■ BRIEF ■
Copy every line of the entries that includes the word "altijd".

[Part of a data file]
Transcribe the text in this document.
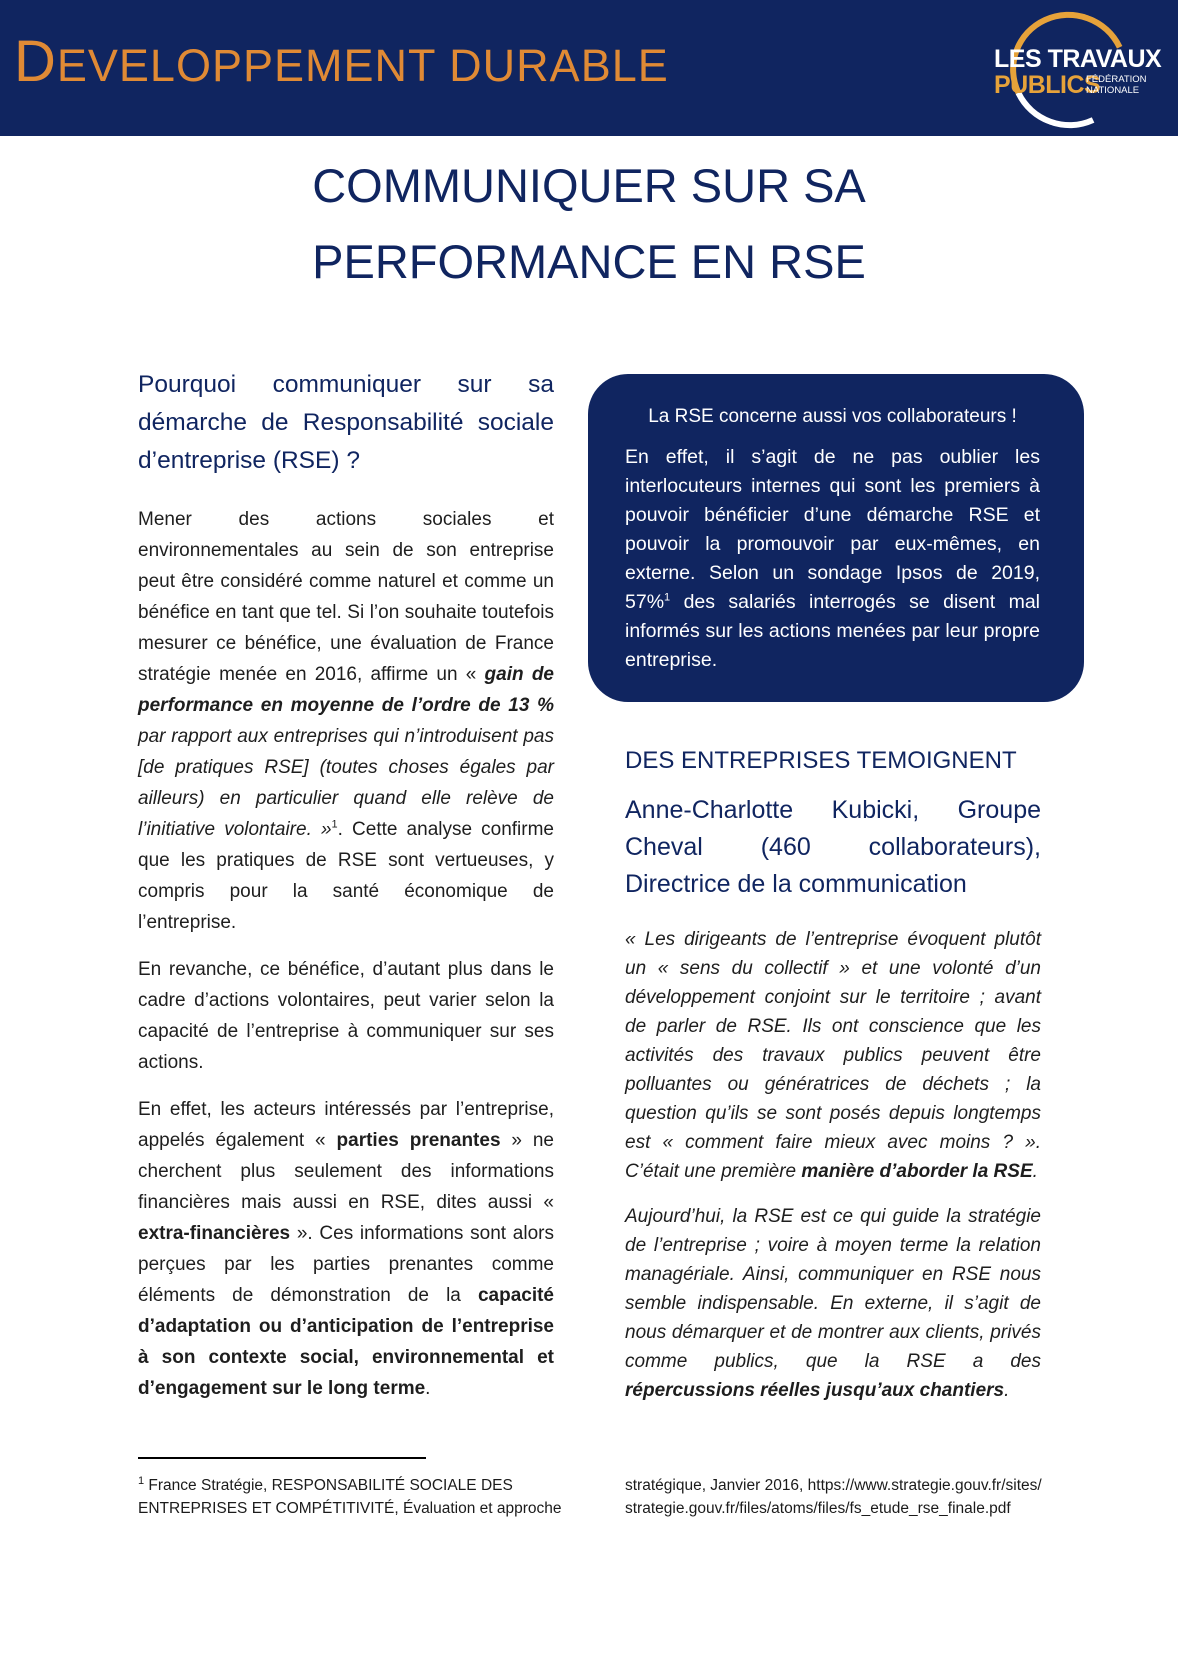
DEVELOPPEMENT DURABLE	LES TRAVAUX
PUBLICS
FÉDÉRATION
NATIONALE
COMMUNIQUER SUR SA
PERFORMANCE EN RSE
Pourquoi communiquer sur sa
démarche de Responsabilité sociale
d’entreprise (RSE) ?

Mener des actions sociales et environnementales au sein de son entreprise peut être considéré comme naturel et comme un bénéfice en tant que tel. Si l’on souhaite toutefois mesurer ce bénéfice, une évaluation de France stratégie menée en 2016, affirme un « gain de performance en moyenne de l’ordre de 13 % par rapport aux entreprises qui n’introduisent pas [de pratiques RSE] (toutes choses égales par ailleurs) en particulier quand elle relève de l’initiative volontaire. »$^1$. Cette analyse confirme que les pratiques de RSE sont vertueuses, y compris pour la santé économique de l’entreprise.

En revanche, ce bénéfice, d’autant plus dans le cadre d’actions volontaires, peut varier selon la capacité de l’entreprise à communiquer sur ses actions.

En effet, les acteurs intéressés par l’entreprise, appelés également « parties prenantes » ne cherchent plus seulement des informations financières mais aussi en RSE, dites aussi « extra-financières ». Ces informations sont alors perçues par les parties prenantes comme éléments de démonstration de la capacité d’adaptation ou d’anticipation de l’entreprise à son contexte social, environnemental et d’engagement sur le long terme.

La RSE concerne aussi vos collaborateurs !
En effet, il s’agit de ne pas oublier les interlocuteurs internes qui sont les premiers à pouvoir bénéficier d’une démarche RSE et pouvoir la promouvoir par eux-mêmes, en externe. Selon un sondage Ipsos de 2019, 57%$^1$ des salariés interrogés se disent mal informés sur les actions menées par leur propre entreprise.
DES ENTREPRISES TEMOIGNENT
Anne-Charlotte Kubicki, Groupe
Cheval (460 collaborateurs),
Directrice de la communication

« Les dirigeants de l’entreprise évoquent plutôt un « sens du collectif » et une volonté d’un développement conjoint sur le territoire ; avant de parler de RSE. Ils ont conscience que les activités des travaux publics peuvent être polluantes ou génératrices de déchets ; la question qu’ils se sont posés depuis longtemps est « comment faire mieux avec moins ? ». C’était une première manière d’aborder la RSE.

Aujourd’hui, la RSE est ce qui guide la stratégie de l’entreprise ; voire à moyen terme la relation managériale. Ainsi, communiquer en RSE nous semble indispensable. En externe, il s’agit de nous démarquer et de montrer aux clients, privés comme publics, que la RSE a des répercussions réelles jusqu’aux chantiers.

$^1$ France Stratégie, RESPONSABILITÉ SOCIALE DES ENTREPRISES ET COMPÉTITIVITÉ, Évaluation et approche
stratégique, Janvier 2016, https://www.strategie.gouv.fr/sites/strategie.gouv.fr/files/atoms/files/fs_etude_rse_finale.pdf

* * *

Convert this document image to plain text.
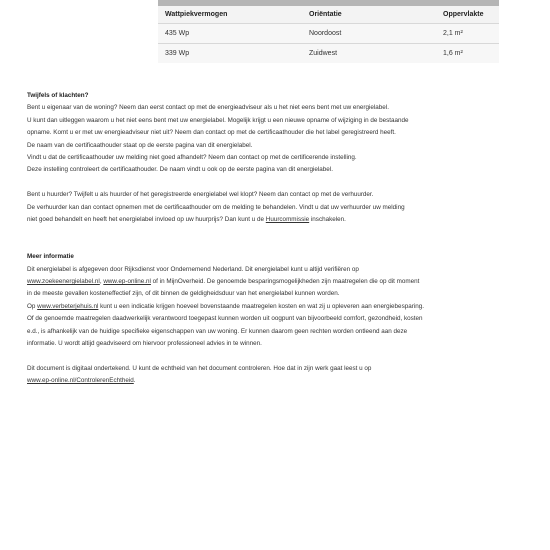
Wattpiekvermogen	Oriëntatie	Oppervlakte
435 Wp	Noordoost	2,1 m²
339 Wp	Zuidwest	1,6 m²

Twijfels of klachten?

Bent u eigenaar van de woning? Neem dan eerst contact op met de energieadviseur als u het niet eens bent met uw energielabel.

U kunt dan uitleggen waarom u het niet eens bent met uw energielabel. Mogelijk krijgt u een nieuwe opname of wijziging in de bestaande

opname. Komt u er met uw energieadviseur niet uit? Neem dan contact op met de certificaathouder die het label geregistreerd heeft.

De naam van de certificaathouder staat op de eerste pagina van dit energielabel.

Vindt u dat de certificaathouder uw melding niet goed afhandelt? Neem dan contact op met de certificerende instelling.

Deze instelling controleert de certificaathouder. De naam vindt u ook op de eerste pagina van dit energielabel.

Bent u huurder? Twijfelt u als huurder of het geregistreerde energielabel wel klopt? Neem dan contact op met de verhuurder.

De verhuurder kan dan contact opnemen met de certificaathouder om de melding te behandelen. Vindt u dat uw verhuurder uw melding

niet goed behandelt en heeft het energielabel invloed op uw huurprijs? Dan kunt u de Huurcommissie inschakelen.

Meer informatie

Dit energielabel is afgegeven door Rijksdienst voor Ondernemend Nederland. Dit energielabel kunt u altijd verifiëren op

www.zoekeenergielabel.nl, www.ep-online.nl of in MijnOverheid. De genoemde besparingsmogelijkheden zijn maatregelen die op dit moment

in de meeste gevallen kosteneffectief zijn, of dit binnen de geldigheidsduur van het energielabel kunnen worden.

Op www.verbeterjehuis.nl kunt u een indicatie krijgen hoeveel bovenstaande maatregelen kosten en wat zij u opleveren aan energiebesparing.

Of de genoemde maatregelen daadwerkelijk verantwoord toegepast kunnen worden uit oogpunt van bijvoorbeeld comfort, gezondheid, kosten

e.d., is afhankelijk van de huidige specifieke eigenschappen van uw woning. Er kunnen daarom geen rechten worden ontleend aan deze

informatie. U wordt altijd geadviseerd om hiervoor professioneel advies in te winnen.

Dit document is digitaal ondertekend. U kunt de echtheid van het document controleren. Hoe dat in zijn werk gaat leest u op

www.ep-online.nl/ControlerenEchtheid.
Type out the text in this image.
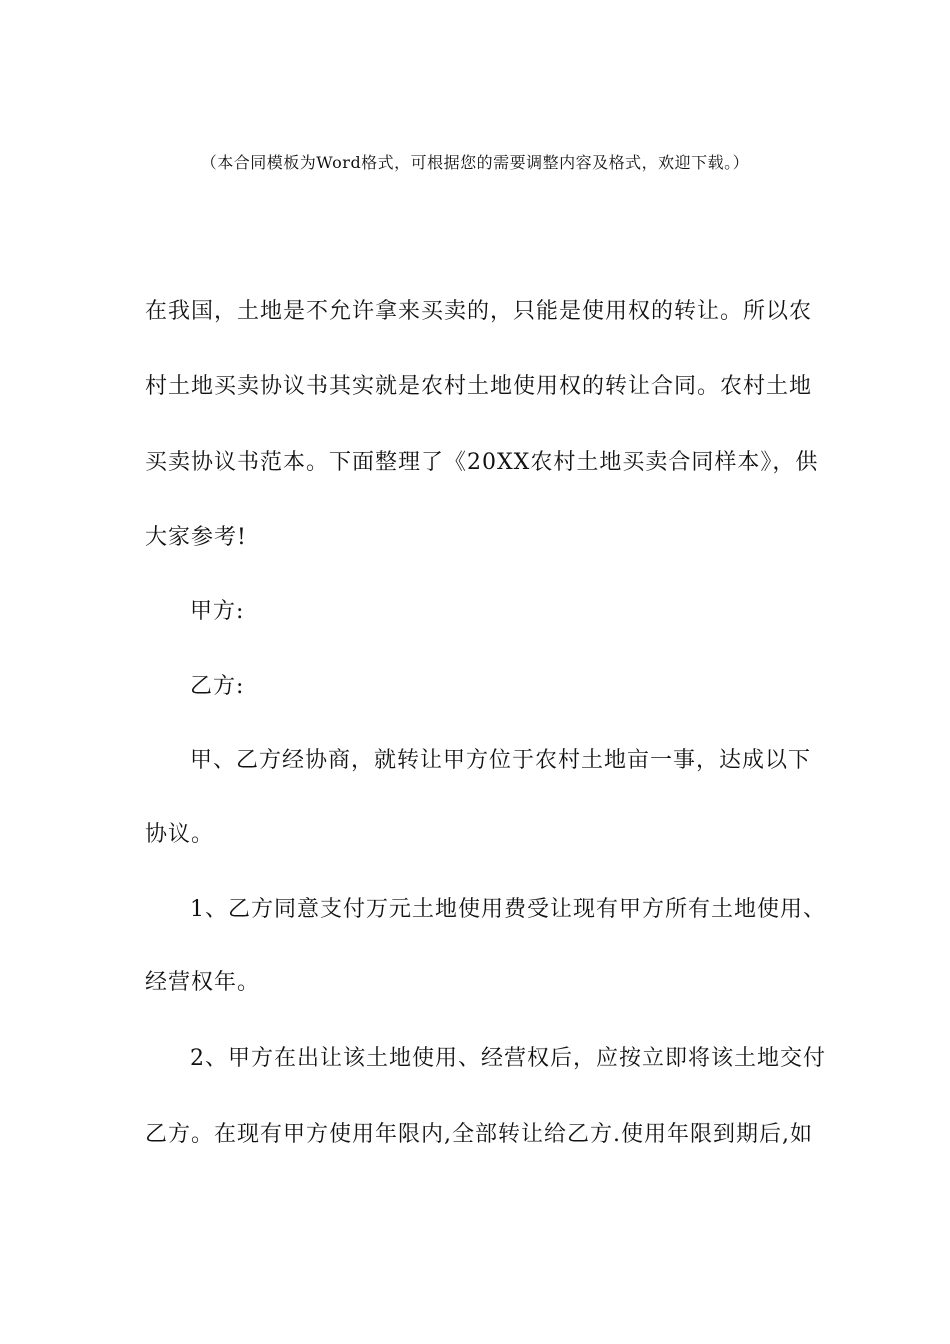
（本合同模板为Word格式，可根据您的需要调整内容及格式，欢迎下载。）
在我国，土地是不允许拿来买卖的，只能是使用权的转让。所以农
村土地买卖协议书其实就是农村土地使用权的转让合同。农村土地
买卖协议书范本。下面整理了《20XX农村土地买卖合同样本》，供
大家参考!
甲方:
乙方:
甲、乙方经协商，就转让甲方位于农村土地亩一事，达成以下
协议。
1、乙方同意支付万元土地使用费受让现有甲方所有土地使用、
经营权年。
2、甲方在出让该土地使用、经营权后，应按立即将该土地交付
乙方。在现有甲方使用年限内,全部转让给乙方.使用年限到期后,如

---

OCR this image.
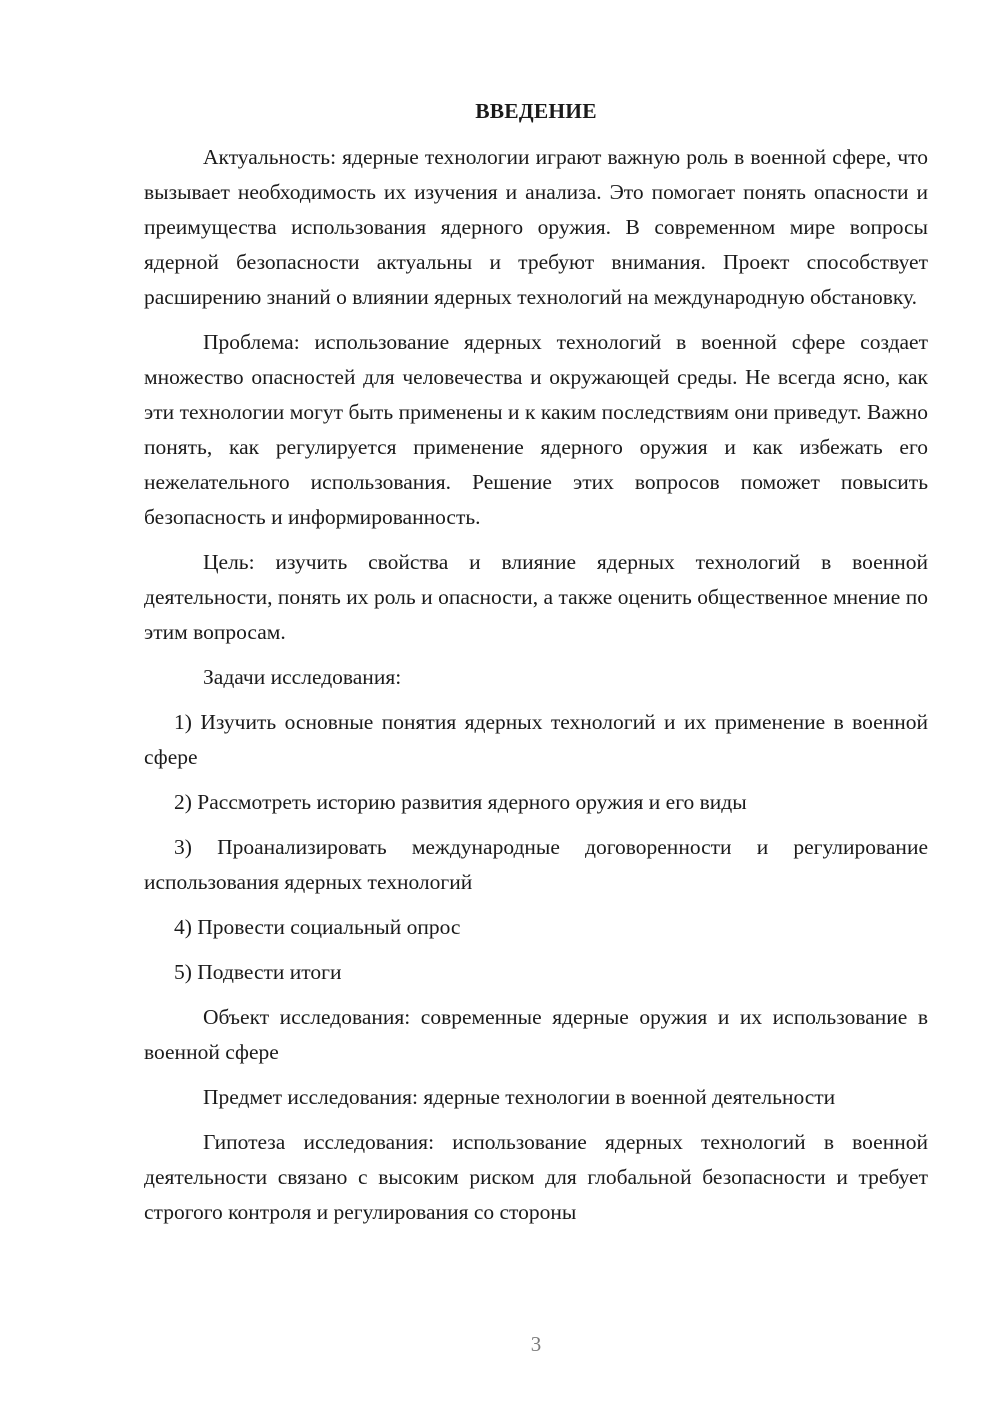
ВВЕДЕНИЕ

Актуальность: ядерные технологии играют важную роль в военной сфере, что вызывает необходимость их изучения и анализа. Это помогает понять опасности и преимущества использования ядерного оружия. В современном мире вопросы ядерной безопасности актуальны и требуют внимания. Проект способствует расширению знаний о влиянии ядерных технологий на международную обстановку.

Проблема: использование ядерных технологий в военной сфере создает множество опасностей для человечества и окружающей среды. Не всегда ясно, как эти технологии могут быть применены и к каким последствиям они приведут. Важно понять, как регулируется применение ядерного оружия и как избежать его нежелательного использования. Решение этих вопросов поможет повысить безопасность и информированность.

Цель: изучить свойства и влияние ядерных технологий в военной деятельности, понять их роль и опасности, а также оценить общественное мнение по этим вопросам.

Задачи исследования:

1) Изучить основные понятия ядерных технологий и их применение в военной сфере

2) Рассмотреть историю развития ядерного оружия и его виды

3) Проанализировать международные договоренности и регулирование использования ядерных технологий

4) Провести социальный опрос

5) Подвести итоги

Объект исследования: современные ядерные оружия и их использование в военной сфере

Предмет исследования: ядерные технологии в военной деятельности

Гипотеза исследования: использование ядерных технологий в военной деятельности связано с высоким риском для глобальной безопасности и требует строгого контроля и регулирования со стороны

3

■ RESULT ■
Dit energielabel is afgegeven door Rijksdienst voor Ondernemend Nederland. Dit energielabel kunt u altijd verifiëren op
informatie. U wordt altijd geadviseerd om hiervoor professioneel advies in te winnen.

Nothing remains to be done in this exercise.